- [Aim of the task] Print the records again, character for character.

= = = = =

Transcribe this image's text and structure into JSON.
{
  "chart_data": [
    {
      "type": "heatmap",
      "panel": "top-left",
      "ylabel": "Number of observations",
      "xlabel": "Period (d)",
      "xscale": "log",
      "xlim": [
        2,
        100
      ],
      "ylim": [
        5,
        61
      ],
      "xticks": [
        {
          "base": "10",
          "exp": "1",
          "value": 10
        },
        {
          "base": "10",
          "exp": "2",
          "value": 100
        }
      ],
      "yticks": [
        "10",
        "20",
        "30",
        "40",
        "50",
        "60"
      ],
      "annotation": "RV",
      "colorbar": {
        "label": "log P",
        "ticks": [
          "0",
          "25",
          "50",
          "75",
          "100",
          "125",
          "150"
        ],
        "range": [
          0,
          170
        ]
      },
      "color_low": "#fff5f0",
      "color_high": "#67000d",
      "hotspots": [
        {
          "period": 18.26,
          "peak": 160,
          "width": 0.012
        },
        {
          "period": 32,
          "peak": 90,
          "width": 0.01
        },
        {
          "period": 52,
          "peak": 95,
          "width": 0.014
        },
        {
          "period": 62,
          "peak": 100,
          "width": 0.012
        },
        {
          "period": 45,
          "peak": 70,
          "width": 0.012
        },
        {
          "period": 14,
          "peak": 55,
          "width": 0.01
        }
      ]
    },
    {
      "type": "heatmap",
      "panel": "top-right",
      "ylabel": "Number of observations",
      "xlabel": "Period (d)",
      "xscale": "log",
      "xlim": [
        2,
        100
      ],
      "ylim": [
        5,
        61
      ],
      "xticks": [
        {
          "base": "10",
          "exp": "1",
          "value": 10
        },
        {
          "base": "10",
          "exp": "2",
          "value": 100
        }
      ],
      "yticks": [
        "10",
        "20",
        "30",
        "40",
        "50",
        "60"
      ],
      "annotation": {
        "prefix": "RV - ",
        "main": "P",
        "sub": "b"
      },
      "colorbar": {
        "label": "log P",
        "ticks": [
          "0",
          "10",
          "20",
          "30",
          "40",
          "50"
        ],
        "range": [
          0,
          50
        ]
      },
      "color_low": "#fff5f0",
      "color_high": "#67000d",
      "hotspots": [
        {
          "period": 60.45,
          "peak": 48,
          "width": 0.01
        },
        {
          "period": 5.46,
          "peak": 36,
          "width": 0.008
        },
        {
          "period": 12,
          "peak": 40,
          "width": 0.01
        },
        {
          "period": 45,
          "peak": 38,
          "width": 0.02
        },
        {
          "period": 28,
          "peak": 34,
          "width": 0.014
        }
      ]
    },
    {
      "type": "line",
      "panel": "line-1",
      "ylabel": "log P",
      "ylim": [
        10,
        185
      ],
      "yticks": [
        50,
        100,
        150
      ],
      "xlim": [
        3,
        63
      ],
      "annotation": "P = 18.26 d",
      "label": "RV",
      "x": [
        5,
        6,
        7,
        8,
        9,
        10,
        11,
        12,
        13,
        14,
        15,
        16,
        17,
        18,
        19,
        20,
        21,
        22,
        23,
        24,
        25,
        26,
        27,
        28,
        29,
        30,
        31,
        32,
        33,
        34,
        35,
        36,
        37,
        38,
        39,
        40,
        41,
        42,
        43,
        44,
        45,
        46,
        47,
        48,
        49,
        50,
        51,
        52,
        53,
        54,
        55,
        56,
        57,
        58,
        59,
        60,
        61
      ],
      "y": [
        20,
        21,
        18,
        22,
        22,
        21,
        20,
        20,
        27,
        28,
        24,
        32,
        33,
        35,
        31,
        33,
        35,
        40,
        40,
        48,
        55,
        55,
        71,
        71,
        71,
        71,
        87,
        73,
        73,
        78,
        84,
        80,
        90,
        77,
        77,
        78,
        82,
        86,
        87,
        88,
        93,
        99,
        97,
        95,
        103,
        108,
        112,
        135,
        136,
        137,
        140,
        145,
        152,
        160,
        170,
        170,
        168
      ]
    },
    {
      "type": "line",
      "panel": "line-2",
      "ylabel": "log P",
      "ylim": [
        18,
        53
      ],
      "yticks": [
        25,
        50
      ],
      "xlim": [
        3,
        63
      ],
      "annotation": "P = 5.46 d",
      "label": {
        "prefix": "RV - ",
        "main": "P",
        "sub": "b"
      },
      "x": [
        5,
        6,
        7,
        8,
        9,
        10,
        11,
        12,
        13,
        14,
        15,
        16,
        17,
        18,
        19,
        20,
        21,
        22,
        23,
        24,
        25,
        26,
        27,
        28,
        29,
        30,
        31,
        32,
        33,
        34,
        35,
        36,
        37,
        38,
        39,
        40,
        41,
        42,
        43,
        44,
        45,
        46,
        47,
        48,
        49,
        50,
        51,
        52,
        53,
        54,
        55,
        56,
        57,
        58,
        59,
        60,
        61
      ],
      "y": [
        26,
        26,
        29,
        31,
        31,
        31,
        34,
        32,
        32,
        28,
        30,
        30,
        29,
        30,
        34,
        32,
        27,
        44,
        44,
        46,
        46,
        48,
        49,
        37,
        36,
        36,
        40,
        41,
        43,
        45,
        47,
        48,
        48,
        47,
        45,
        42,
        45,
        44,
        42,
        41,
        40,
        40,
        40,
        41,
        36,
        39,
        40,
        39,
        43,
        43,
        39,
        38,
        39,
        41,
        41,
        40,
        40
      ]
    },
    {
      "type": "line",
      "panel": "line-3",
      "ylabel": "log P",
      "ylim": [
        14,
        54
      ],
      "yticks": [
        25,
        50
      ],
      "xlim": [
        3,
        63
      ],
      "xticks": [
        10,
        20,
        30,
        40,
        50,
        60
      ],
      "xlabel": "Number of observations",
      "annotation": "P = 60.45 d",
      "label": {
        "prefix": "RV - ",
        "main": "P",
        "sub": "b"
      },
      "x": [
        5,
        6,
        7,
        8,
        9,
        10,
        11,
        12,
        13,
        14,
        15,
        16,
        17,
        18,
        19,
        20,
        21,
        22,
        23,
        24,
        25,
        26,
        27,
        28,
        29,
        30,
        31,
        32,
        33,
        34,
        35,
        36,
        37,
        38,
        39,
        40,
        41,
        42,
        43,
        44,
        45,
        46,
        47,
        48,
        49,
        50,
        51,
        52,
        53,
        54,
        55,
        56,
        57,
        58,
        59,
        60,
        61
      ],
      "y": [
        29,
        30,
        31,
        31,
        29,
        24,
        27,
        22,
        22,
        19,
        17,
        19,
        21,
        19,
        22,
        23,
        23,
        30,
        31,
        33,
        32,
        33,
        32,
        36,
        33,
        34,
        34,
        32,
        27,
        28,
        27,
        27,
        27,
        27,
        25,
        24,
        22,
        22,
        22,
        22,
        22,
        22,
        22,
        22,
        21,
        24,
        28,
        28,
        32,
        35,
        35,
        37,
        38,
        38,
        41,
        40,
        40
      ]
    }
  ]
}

= = = = =

- [Written answer]
Transcribe this image's text and structure into JSON.
{
  "chart_data": [
    {
      "type": "heatmap",
      "panel": "top-left",
      "ylabel": "Number of observations",
      "xlabel": "Period (d)",
      "xscale": "log",
      "xlim": [
        2,
        100
      ],
      "ylim": [
        5,
        61
      ],
      "xticks": [
        {
          "base": "10",
          "exp": "1",
          "value": 10
        },
        {
          "base": "10",
          "exp": "2",
          "value": 100
        }
      ],
      "yticks": [
        "10",
        "20",
        "30",
        "40",
        "50",
        "60"
      ],
      "annotation": "RV",
      "colorbar": {
        "label": "log P",
        "ticks": [
          "0",
          "25",
          "50",
          "75",
          "100",
          "125",
          "150"
        ],
        "range": [
          0,
          170
        ]
      },
      "color_low": "#fff5f0",
      "color_high": "#67000d",
      "hotspots": [
        {
          "period": 18.26,
          "peak": 160,
          "width": 0.012
        },
        {
          "period": 32,
          "peak": 90,
          "width": 0.01
        },
        {
          "period": 52,
          "peak": 95,
          "width": 0.014
        },
        {
          "period": 62,
          "peak": 100,
          "width": 0.012
        },
        {
          "period": 45,
          "peak": 70,
          "width": 0.012
        },
        {
          "period": 14,
          "peak": 55,
          "width": 0.01
        }
      ]
    },
    {
      "type": "heatmap",
      "panel": "top-right",
      "ylabel": "Number of observations",
      "xlabel": "Period (d)",
      "xscale": "log",
      "xlim": [
        2,
        100
      ],
      "ylim": [
        5,
        61
      ],
      "xticks": [
        {
          "base": "10",
          "exp": "1",
          "value": 10
        },
        {
          "base": "10",
          "exp": "2",
          "value": 100
        }
      ],
      "yticks": [
        "10",
        "20",
        "30",
        "40",
        "50",
        "60"
      ],
      "annotation": {
        "prefix": "RV - ",
        "main": "P",
        "sub": "b"
      },
      "colorbar": {
        "label": "log P",
        "ticks": [
          "0",
          "10",
          "20",
          "30",
          "40",
          "50"
        ],
        "range": [
          0,
          50
        ]
      },
      "color_low": "#fff5f0",
      "color_high": "#67000d",
      "hotspots": [
        {
          "period": 60.45,
          "peak": 48,
          "width": 0.01
        },
        {
          "period": 5.46,
          "peak": 36,
          "width": 0.008
        },
        {
          "period": 12,
          "peak": 40,
          "width": 0.01
        },
        {
          "period": 45,
          "peak": 38,
          "width": 0.02
        },
        {
          "period": 28,
          "peak": 34,
          "width": 0.014
        }
      ]
    },
    {
      "type": "line",
      "panel": "line-1",
      "ylabel": "log P",
      "ylim": [
        10,
        185
      ],
      "yticks": [
        50,
        100,
        150
      ],
      "xlim": [
        3,
        63
      ],
      "annotation": "P = 18.26 d",
      "label": "RV",
      "x": [
        5,
        6,
        7,
        8,
        9,
        10,
        11,
        12,
        13,
        14,
        15,
        16,
        17,
        18,
        19,
        20,
        21,
        22,
        23,
        24,
        25,
        26,
        27,
        28,
        29,
        30,
        31,
        32,
        33,
        34,
        35,
        36,
        37,
        38,
        39,
        40,
        41,
        42,
        43,
        44,
        45,
        46,
        47,
        48,
        49,
        50,
        51,
        52,
        53,
        54,
        55,
        56,
        57,
        58,
        59,
        60,
        61
      ],
      "y": [
        20,
        21,
        18,
        22,
        22,
        21,
        20,
        20,
        27,
        28,
        24,
        32,
        33,
        35,
        31,
        33,
        35,
        40,
        40,
        48,
        55,
        55,
        71,
        71,
        71,
        71,
        87,
        73,
        73,
        78,
        84,
        80,
        90,
        77,
        77,
        78,
        82,
        86,
        87,
        88,
        93,
        99,
        97,
        95,
        103,
        108,
        112,
        135,
        136,
        137,
        140,
        145,
        152,
        160,
        170,
        170,
        168
      ]
    },
    {
      "type": "line",
      "panel": "line-2",
      "ylabel": "log P",
      "ylim": [
        18,
        53
      ],
      "yticks": [
        25,
        50
      ],
      "xlim": [
        3,
        63
      ],
      "annotation": "P = 5.46 d",
      "label": {
        "prefix": "RV - ",
        "main": "P",
        "sub": "b"
      },
      "x": [
        5,
        6,
        7,
        8,
        9,
        10,
        11,
        12,
        13,
        14,
        15,
        16,
        17,
        18,
        19,
        20,
        21,
        22,
        23,
        24,
        25,
        26,
        27,
        28,
        29,
        30,
        31,
        32,
        33,
        34,
        35,
        36,
        37,
        38,
        39,
        40,
        41,
        42,
        43,
        44,
        45,
        46,
        47,
        48,
        49,
        50,
        51,
        52,
        53,
        54,
        55,
        56,
        57,
        58,
        59,
        60,
        61
      ],
      "y": [
        26,
        26,
        29,
        31,
        31,
        31,
        34,
        32,
        32,
        28,
        30,
        30,
        29,
        30,
        34,
        32,
        27,
        44,
        44,
        46,
        46,
        48,
        49,
        37,
        36,
        36,
        40,
        41,
        43,
        45,
        47,
        48,
        48,
        47,
        45,
        42,
        45,
        44,
        42,
        41,
        40,
        40,
        40,
        41,
        36,
        39,
        40,
        39,
        43,
        43,
        39,
        38,
        39,
        41,
        41,
        40,
        40
      ]
    },
    {
      "type": "line",
      "panel": "line-3",
      "ylabel": "log P",
      "ylim": [
        14,
        54
      ],
      "yticks": [
        25,
        50
      ],
      "xlim": [
        3,
        63
      ],
      "xticks": [
        10,
        20,
        30,
        40,
        50,
        60
      ],
      "xlabel": "Number of observations",
      "annotation": "P = 60.45 d",
      "label": {
        "prefix": "RV - ",
        "main": "P",
        "sub": "b"
      },
      "x": [
        5,
        6,
        7,
        8,
        9,
        10,
        11,
        12,
        13,
        14,
        15,
        16,
        17,
        18,
        19,
        20,
        21,
        22,
        23,
        24,
        25,
        26,
        27,
        28,
        29,
        30,
        31,
        32,
        33,
        34,
        35,
        36,
        37,
        38,
        39,
        40,
        41,
        42,
        43,
        44,
        45,
        46,
        47,
        48,
        49,
        50,
        51,
        52,
        53,
        54,
        55,
        56,
        57,
        58,
        59,
        60,
        61
      ],
      "y": [
        29,
        30,
        31,
        31,
        29,
        24,
        27,
        22,
        22,
        19,
        17,
        19,
        21,
        19,
        22,
        23,
        23,
        30,
        31,
        33,
        32,
        33,
        32,
        36,
        33,
        34,
        34,
        32,
        27,
        28,
        27,
        27,
        27,
        27,
        25,
        24,
        22,
        22,
        22,
        22,
        22,
        22,
        22,
        22,
        21,
        24,
        28,
        28,
        32,
        35,
        35,
        37,
        38,
        38,
        41,
        40,
        40
      ]
    }
  ]
}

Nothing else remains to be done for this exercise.